Page:
Copenhagen Food by Trine Hahnemann is available for Dh120 at uae.kinokuniya.com

8. What is your opinion on lab-brewed poultry, beef, and even foie gras?

I do not see that as the solution. Why are we so afraid to give up meat? Generations of people before us on this planet had meat only for special occasions. Just my grandparent’s generation did not eat meat every day. We had days with porridge, leftovers and vegetables dishes. I think we need to put things into perspective and ask the right questions. There are thousands of plants, fruits and vegetables that can be consumed. Let’s start there.

9. What do you eat when you are happy? And upset?

When I am happy, I love cooking. I love to have people around me, and sitting down to share a meal. Veggies cooked in different ways, salads, bread and cheese.

When I am under pressure, I love to have soup, or veg curry with rice. If I’m sad, I bake a cake. When I miss my children (they are grownups now), I bake pancakes and hope they feel my love wherever they are.

Extracted material:
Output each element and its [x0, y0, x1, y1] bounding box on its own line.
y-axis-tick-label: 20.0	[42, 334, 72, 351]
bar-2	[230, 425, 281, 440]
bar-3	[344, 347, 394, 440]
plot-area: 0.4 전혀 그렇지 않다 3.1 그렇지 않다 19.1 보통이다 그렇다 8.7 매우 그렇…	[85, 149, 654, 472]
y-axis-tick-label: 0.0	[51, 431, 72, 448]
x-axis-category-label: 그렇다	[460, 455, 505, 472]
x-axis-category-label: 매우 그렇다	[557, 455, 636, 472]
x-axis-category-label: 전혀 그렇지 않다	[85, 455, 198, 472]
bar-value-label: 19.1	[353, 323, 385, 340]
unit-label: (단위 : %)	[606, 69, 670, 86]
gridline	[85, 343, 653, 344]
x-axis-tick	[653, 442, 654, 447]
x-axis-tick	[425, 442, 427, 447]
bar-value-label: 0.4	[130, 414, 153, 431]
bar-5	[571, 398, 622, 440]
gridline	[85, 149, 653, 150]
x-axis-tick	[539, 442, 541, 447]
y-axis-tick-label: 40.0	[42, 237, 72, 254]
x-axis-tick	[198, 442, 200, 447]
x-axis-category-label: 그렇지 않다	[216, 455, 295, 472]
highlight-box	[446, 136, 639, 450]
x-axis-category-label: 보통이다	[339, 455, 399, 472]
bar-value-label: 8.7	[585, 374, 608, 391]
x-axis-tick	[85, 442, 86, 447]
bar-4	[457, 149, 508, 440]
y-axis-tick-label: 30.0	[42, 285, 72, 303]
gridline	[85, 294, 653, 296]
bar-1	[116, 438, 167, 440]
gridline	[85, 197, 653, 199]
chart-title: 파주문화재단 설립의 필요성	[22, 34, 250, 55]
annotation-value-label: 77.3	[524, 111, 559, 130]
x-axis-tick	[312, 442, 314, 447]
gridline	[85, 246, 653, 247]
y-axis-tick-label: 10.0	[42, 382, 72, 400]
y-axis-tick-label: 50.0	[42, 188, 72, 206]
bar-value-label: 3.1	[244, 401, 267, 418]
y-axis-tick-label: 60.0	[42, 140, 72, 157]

Task statement:
Indicate whether each of the following statements agrees with the interview. Answer yes or no for each and quote the deciding words of the interview. 1. The interviewee considers lab-brewed meat to be the solution. 2. The interviewee bakes a cake when sad. 3. The interviewee bakes pancakes when under pressure.

Result for this exercise:
1. No: "I do not see that as the solution."
2. Yes: "If I’m sad, I bake a cake."
3. No: "When I am under pressure, I love to have soup, or veg curry with rice."